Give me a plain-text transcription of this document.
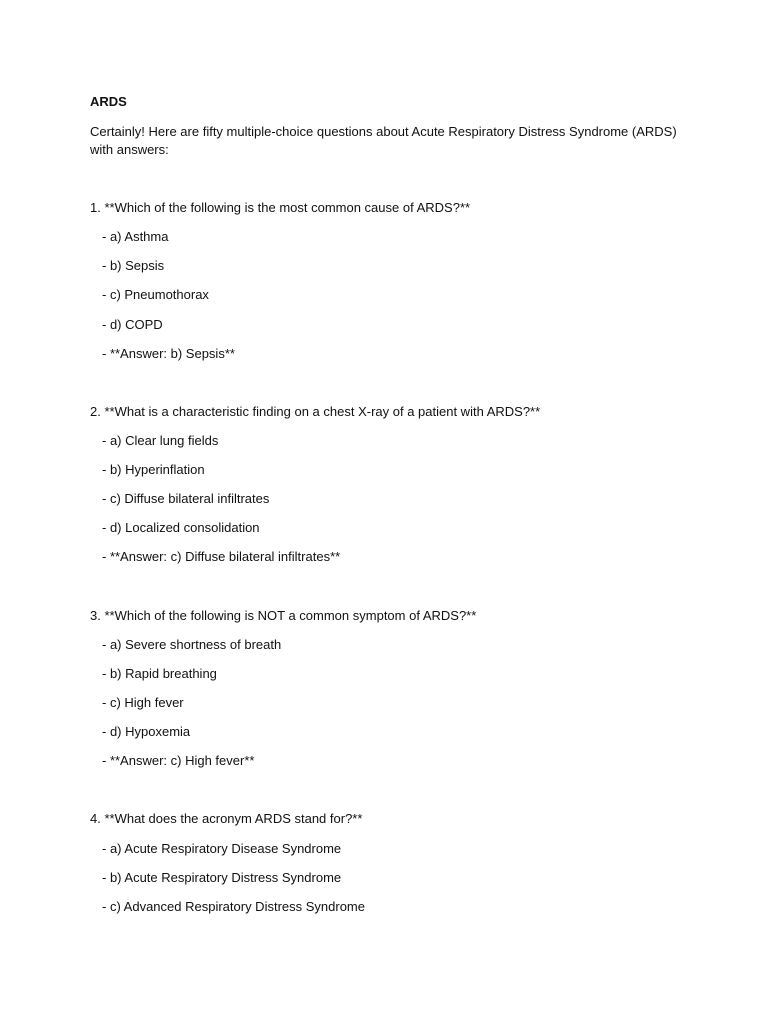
ARDS
Certainly! Here are fifty multiple-choice questions about Acute Respiratory Distress Syndrome (ARDS) with answers:
1. **Which of the following is the most common cause of ARDS?**
- a) Asthma
- b) Sepsis
- c) Pneumothorax
- d) COPD
- **Answer: b) Sepsis**
2. **What is a characteristic finding on a chest X-ray of a patient with ARDS?**
- a) Clear lung fields
- b) Hyperinflation
- c) Diffuse bilateral infiltrates
- d) Localized consolidation
- **Answer: c) Diffuse bilateral infiltrates**
3. **Which of the following is NOT a common symptom of ARDS?**
- a) Severe shortness of breath
- b) Rapid breathing
- c) High fever
- d) Hypoxemia
- **Answer: c) High fever**
4. **What does the acronym ARDS stand for?**
- a) Acute Respiratory Disease Syndrome
- b) Acute Respiratory Distress Syndrome
- c) Advanced Respiratory Distress Syndrome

++++++++

= GIVEN TASK =
Give the entries again without a single change, but with no pictures.

= CORRECT ANSWER =
Give me a plain-text transcription of this document.
ARDS
Certainly! Here are fifty multiple-choice questions about Acute Respiratory Distress Syndrome (ARDS) with answers:
1. **Which of the following is the most common cause of ARDS?**
- a) Asthma
- b) Sepsis
- c) Pneumothorax
- d) COPD
- **Answer: b) Sepsis**
2. **What is a characteristic finding on a chest X-ray of a patient with ARDS?**
- a) Clear lung fields
- b) Hyperinflation
- c) Diffuse bilateral infiltrates
- d) Localized consolidation
- **Answer: c) Diffuse bilateral infiltrates**
3. **Which of the following is NOT a common symptom of ARDS?**
- a) Severe shortness of breath
- b) Rapid breathing
- c) High fever
- d) Hypoxemia
- **Answer: c) High fever**
4. **What does the acronym ARDS stand for?**
- a) Acute Respiratory Disease Syndrome
- b) Acute Respiratory Distress Syndrome
- c) Advanced Respiratory Distress Syndrome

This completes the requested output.